Saved entries:
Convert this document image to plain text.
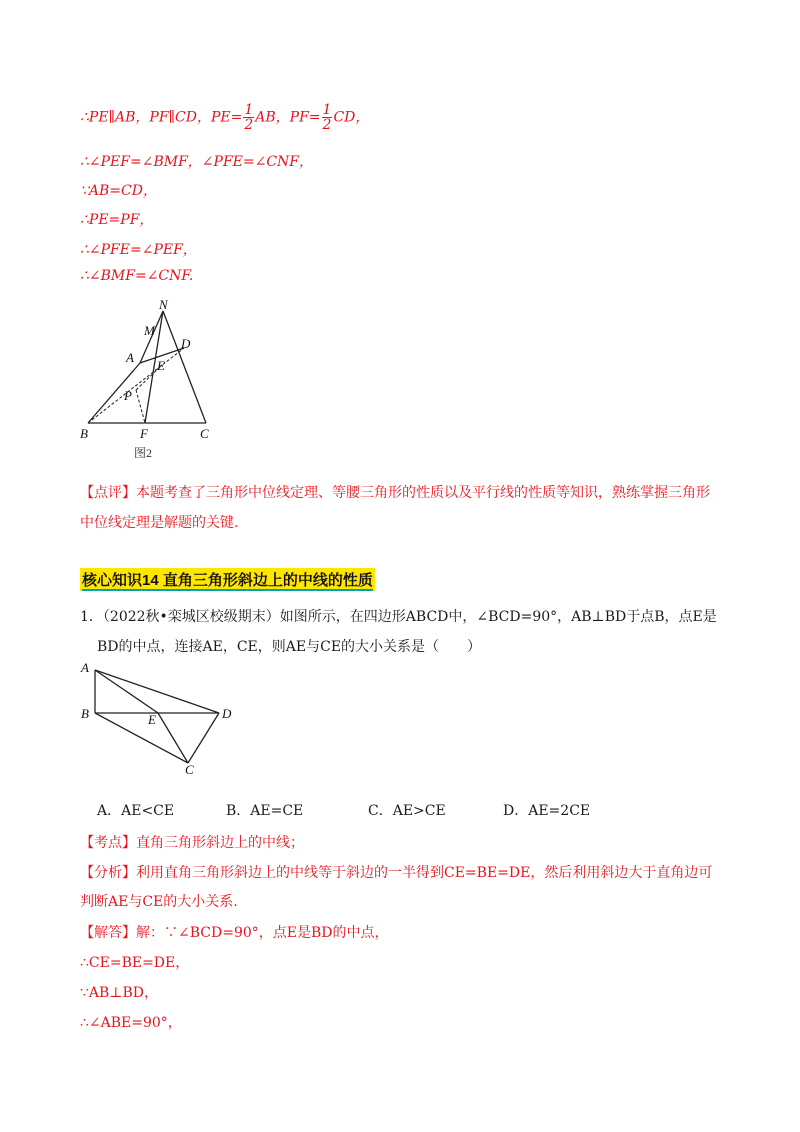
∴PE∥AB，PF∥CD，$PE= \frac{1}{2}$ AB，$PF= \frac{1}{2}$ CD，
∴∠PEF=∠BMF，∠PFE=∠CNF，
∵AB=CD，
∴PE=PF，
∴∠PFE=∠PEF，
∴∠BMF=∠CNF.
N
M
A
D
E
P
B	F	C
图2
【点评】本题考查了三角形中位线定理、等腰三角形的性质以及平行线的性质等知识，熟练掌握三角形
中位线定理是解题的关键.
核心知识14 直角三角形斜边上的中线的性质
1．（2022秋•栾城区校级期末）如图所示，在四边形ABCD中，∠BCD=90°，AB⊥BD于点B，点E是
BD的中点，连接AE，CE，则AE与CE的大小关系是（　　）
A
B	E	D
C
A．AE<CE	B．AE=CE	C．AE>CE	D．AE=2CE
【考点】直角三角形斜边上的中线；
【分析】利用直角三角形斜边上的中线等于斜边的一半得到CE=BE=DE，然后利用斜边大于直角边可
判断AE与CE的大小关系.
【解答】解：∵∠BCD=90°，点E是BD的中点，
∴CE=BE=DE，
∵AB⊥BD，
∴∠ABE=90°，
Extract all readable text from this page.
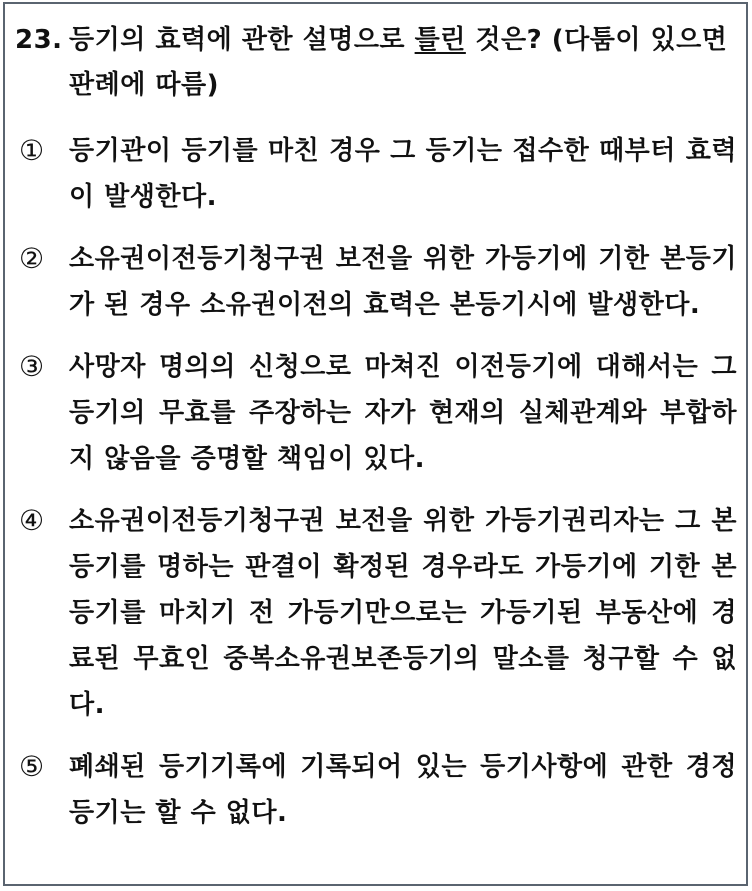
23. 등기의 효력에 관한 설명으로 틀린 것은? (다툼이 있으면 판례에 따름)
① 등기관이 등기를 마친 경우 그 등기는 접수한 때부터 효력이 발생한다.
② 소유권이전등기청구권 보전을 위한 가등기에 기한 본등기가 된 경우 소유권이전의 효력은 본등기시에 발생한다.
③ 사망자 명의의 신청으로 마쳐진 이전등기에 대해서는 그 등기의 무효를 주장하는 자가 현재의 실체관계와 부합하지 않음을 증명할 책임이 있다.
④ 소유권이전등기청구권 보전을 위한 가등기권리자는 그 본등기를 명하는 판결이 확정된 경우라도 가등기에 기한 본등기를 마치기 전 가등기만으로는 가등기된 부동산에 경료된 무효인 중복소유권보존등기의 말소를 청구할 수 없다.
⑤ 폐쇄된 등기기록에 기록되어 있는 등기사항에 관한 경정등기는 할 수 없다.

Aim of the exercise:
From the material above, copy everything exactly but the pictures.

Reply:
Convert this document image to plain text.
∴PE∥AB，PF∥CD，$PE= \frac{1}{2}$ AB，$PF= \frac{1}{2}$ CD，
∴∠PEF=∠BMF，∠PFE=∠CNF，
∵AB=CD，
∴PE=PF，
∴∠PFE=∠PEF，
∴∠BMF=∠CNF.
N
M
A
D
E
P
B	F	C
图2
【点评】本题考查了三角形中位线定理、等腰三角形的性质以及平行线的性质等知识，熟练掌握三角形
中位线定理是解题的关键.
核心知识14 直角三角形斜边上的中线的性质
1．（2022秋•栾城区校级期末）如图所示，在四边形ABCD中，∠BCD=90°，AB⊥BD于点B，点E是
BD的中点，连接AE，CE，则AE与CE的大小关系是（　　）
A
B	E	D
C
A．AE<CE	B．AE=CE	C．AE>CE	D．AE=2CE
【考点】直角三角形斜边上的中线；
【分析】利用直角三角形斜边上的中线等于斜边的一半得到CE=BE=DE，然后利用斜边大于直角边可
判断AE与CE的大小关系.
【解答】解：∵∠BCD=90°，点E是BD的中点，
∴CE=BE=DE，
∵AB⊥BD，
∴∠ABE=90°，
Extract all readable text from this page.
23. 등기의 효력에 관한 설명으로 틀린 것은? (다툼이 있으면 판례에 따름)
① 등기관이 등기를 마친 경우 그 등기는 접수한 때부터 효력이 발생한다.
② 소유권이전등기청구권 보전을 위한 가등기에 기한 본등기가 된 경우 소유권이전의 효력은 본등기시에 발생한다.
③ 사망자 명의의 신청으로 마쳐진 이전등기에 대해서는 그 등기의 무효를 주장하는 자가 현재의 실체관계와 부합하지 않음을 증명할 책임이 있다.
④ 소유권이전등기청구권 보전을 위한 가등기권리자는 그 본등기를 명하는 판결이 확정된 경우라도 가등기에 기한 본등기를 마치기 전 가등기만으로는 가등기된 부동산에 경료된 무효인 중복소유권보존등기의 말소를 청구할 수 없다.
⑤ 폐쇄된 등기기록에 기록되어 있는 등기사항에 관한 경정등기는 할 수 없다.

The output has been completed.